--- BEGIN ---

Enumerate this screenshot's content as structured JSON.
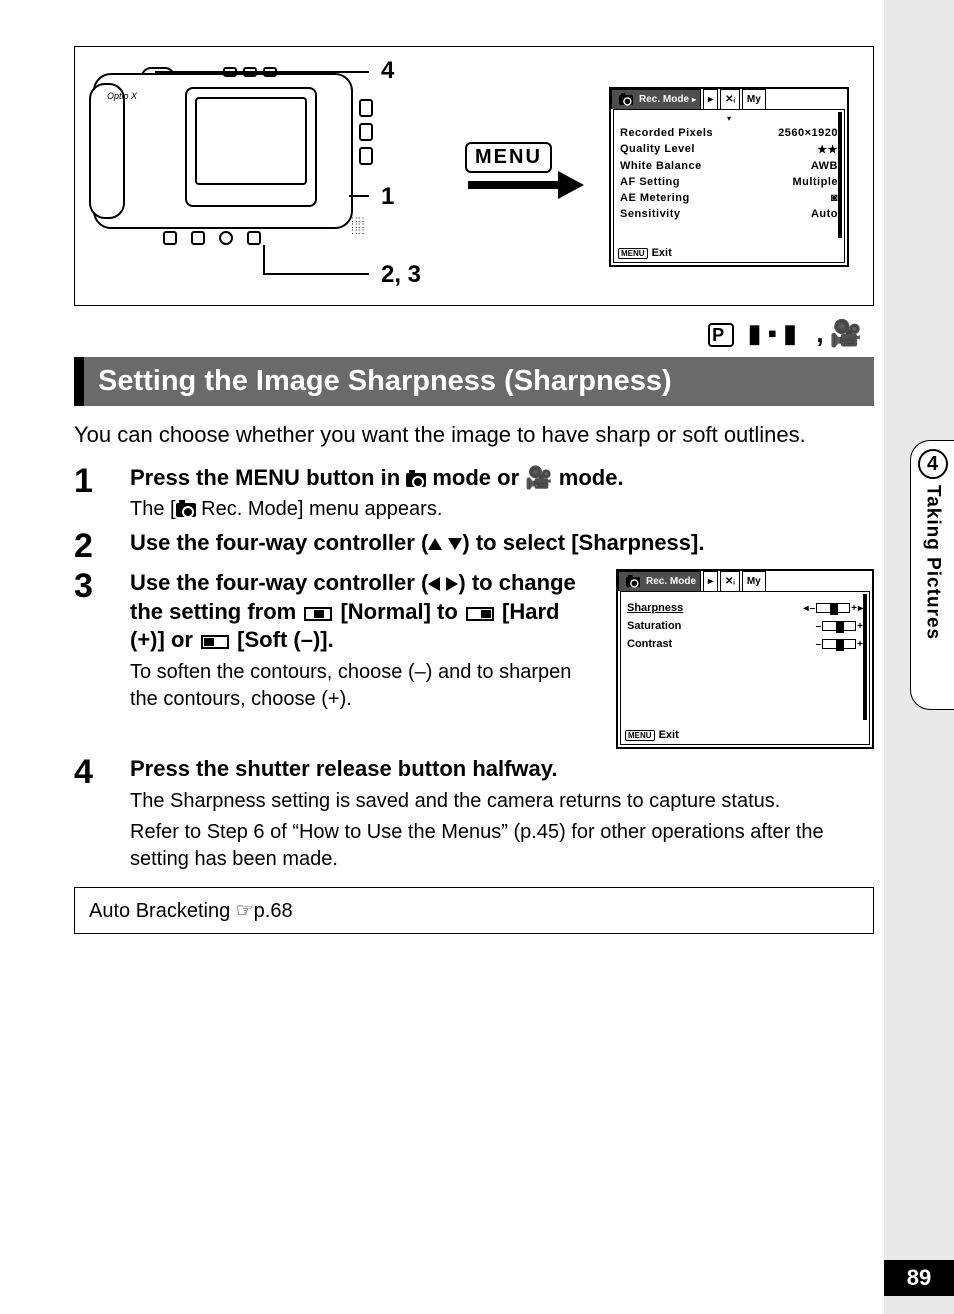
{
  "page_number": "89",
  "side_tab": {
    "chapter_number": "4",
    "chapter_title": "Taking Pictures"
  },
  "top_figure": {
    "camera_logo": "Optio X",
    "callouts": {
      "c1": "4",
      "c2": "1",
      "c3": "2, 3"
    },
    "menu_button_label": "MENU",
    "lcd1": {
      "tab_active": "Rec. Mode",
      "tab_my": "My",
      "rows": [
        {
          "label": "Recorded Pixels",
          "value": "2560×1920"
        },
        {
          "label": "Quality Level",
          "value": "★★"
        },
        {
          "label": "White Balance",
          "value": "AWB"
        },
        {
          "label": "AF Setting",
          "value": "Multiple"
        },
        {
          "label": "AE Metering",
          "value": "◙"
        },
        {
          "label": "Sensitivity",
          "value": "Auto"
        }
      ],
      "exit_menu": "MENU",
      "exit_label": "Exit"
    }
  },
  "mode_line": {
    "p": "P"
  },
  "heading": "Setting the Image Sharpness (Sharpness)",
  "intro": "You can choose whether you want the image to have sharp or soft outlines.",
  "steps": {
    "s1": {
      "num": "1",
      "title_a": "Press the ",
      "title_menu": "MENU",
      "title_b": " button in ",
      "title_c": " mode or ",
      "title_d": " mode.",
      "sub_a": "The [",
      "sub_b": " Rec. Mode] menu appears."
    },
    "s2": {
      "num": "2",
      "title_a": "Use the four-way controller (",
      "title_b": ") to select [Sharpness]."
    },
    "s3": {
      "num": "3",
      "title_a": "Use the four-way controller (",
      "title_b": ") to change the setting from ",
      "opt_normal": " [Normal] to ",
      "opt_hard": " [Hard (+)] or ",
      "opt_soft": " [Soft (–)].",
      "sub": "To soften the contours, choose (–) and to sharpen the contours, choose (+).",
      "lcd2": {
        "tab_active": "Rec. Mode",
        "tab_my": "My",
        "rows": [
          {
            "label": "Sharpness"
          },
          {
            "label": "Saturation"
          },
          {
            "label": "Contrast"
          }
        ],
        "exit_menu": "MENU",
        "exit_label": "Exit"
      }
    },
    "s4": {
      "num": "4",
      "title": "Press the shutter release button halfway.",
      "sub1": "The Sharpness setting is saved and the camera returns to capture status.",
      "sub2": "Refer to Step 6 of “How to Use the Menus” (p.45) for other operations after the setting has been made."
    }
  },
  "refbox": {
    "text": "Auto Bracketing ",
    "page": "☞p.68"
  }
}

--- END ---

## Written problem:
Identify the lines above with the word "Sharpness". Copy them.

## Output below:
  "heading": "Setting the Image Sharpness (Sharpness)",
      "title_b": ") to select [Sharpness]."
            "label": "Sharpness"
      "sub1": "The Sharpness setting is saved and the camera returns to capture status.",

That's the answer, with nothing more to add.